:: SUPPLIED RECORDS ::
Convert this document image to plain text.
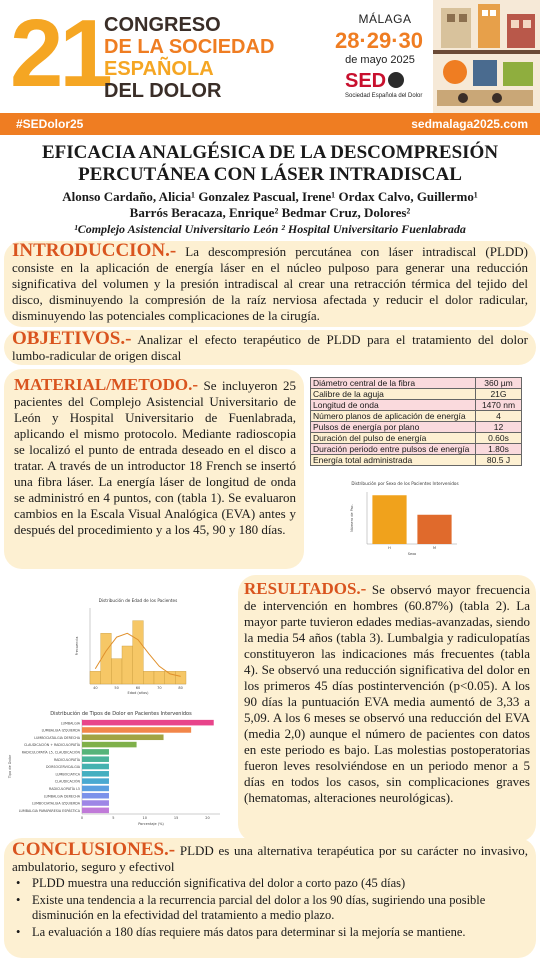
21
CONGRESO
DE LA SOCIEDAD
ESPAÑOLA
DEL DOLOR
MÁLAGA
28·29·30
de mayo 2025
SED
Sociedad Española del Dolor
#SEDolor25	sedmalaga2025.com
EFICACIA ANALGÉSICA DE LA DESCOMPRESIÓN PERCUTÁNEA CON LÁSER INTRADISCAL
Alonso Cardaño, Alicia¹ Gonzalez Pascual, Irene¹ Ordax Calvo, Guillermo¹
Barrós Beracaza, Enrique² Bedmar Cruz, Dolores²
¹Complejo Asistencial Universitario León ² Hospital Universitario Fuenlabrada

INTRODUCCION.- La descompresión percutánea con láser intradiscal (PLDD) consiste en la aplicación de energía láser en el núcleo pulposo para generar una reducción significativa del volumen y la presión intradiscal al crear una retracción térmica del tejido del disco, disminuyendo la compresión de la raíz nerviosa afectada y reducir el dolor radicular, disminuyendo las potenciales complicaciones de la cirugía.

OBJETIVOS.- Analizar el efecto terapéutico de PLDD para el tratamiento del dolor lumbo-radicular de origen discal

MATERIAL/METODO.- Se incluyeron 25 pacientes del Complejo Asistencial Universitario de León y Hospital Universitario de Fuenlabrada, aplicando el mismo protocolo. Mediante radioscopia se localizó el punto de entrada deseado en el disco a tratar. A través de un introductor 18 French se insertó una fibra láser. La energía láser de longitud de onda se administró en 4 puntos, con (tabla 1). Se evaluaron cambios en la Escala Visual Analógica (EVA) antes y después del procedimiento y a los 45, 90 y 180 días.

Diámetro central de la fibra	360 µm
Calibre de la aguja	21G
Longitud de onda	1470 nm
Número planos de aplicación de energía	4
Pulsos de energía por plano	12
Duración del pulso de energía	0.60s
Duración periodo entre pulsos de energía	1.80s
Energía total administrada	80.5 J
Distribución por Sexo de los Pacientes Intervenidos
H	M
Sexo
Número de Pac.
Distribución de Edad de los Pacientes
40	50	60	70	80
Edad (años)
Frecuencia
Distribución de Tipos de Dolor en Pacientes Intervenidos
LUMBALGIA
LUMBALGIA IZQUIERDA
LUMBOCIATALGIA DERECHA
CLAUDICACIÓN + RADICULOPATÍA
RADICULOPATÍA L5, CLAUDICACIÓN
RADICULOPATÍA
DORSOCERVICALGIA
LUMBOCIATICA
CLAUDICACIÓN
RADICULOPATÍA L5
LUMBALGIA DERECHA
LUMBOCIATALGIA IZQUIERDA
LUMBALGIA PARAPARESIA ESPÁSTICA
0	5	10	15	20
Porcentaje (%)
Tipo de Dolor

RESULTADOS.- Se observó mayor frecuencia de intervención en hombres (60.87%) (tabla 2). La mayor parte tuvieron edades medias-avanzadas, siendo la media 54 años (tabla 3). Lumbalgia y radiculopatías constituyeron las indicaciones más frecuentes (tabla 4). Se observó una reducción significativa del dolor en los primeros 45 días postintervención (p<0.05). A los 90 días la puntuación EVA media aumentó de 3,33 a 5,09. A los 6 meses se observó una reducción del EVA (media 2,0) aunque el número de pacientes con datos en este periodo es bajo. Las molestias postoperatorias fueron leves resolviéndose en un periodo menor a 5 días en todos los casos, sin complicaciones graves (hematomas, alteraciones neurológicas).

CONCLUSIONES.- PLDD es una alternativa terapéutica por su carácter no invasivo, ambulatorio, seguro y efectivol

• PLDD muestra una reducción significativa del dolor a corto pazo (45 días)
• Existe una tendencia a la recurrencia parcial del dolor a los 90 días, sugiriendo una posible disminución en la efectividad del tratamiento a medio plazo.
• La evaluación a 180 días requiere más datos para determinar si la mejoría se mantiene.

:: OBJECTIVE ::
In the copy, include all records verbatim but no images.

:: EXERCISE OUTPUT ::
Convert this document image to plain text.
21
CONGRESO
DE LA SOCIEDAD
ESPAÑOLA
DEL DOLOR
MÁLAGA
28·29·30
de mayo 2025
SED
Sociedad Española del Dolor
#SEDolor25	sedmalaga2025.com
EFICACIA ANALGÉSICA DE LA DESCOMPRESIÓN PERCUTÁNEA CON LÁSER INTRADISCAL
Alonso Cardaño, Alicia¹ Gonzalez Pascual, Irene¹ Ordax Calvo, Guillermo¹
Barrós Beracaza, Enrique² Bedmar Cruz, Dolores²
¹Complejo Asistencial Universitario León ² Hospital Universitario Fuenlabrada

INTRODUCCION.- La descompresión percutánea con láser intradiscal (PLDD) consiste en la aplicación de energía láser en el núcleo pulposo para generar una reducción significativa del volumen y la presión intradiscal al crear una retracción térmica del tejido del disco, disminuyendo la compresión de la raíz nerviosa afectada y reducir el dolor radicular, disminuyendo las potenciales complicaciones de la cirugía.

OBJETIVOS.- Analizar el efecto terapéutico de PLDD para el tratamiento del dolor lumbo-radicular de origen discal

MATERIAL/METODO.- Se incluyeron 25 pacientes del Complejo Asistencial Universitario de León y Hospital Universitario de Fuenlabrada, aplicando el mismo protocolo. Mediante radioscopia se localizó el punto de entrada deseado en el disco a tratar. A través de un introductor 18 French se insertó una fibra láser. La energía láser de longitud de onda se administró en 4 puntos, con (tabla 1). Se evaluaron cambios en la Escala Visual Analógica (EVA) antes y después del procedimiento y a los 45, 90 y 180 días.

Diámetro central de la fibra	360 µm
Calibre de la aguja	21G
Longitud de onda	1470 nm
Número planos de aplicación de energía	4
Pulsos de energía por plano	12
Duración del pulso de energía	0.60s
Duración periodo entre pulsos de energía	1.80s
Energía total administrada	80.5 J
Distribución por Sexo de los Pacientes Intervenidos
H	M
Sexo
Número de Pac.
Distribución de Edad de los Pacientes
40	50	60	70	80
Edad (años)
Frecuencia
Distribución de Tipos de Dolor en Pacientes Intervenidos
LUMBALGIA
LUMBALGIA IZQUIERDA
LUMBOCIATALGIA DERECHA
CLAUDICACIÓN + RADICULOPATÍA
RADICULOPATÍA L5, CLAUDICACIÓN
RADICULOPATÍA
DORSOCERVICALGIA
LUMBOCIATICA
CLAUDICACIÓN
RADICULOPATÍA L5
LUMBALGIA DERECHA
LUMBOCIATALGIA IZQUIERDA
LUMBALGIA PARAPARESIA ESPÁSTICA
0	5	10	15	20
Porcentaje (%)
Tipo de Dolor

RESULTADOS.- Se observó mayor frecuencia de intervención en hombres (60.87%) (tabla 2). La mayor parte tuvieron edades medias-avanzadas, siendo la media 54 años (tabla 3). Lumbalgia y radiculopatías constituyeron las indicaciones más frecuentes (tabla 4). Se observó una reducción significativa del dolor en los primeros 45 días postintervención (p<0.05). A los 90 días la puntuación EVA media aumentó de 3,33 a 5,09. A los 6 meses se observó una reducción del EVA (media 2,0) aunque el número de pacientes con datos en este periodo es bajo. Las molestias postoperatorias fueron leves resolviéndose en un periodo menor a 5 días en todos los casos, sin complicaciones graves (hematomas, alteraciones neurológicas).

CONCLUSIONES.- PLDD es una alternativa terapéutica por su carácter no invasivo, ambulatorio, seguro y efectivol

• PLDD muestra una reducción significativa del dolor a corto pazo (45 días)
• Existe una tendencia a la recurrencia parcial del dolor a los 90 días, sugiriendo una posible disminución en la efectividad del tratamiento a medio plazo.
• La evaluación a 180 días requiere más datos para determinar si la mejoría se mantiene.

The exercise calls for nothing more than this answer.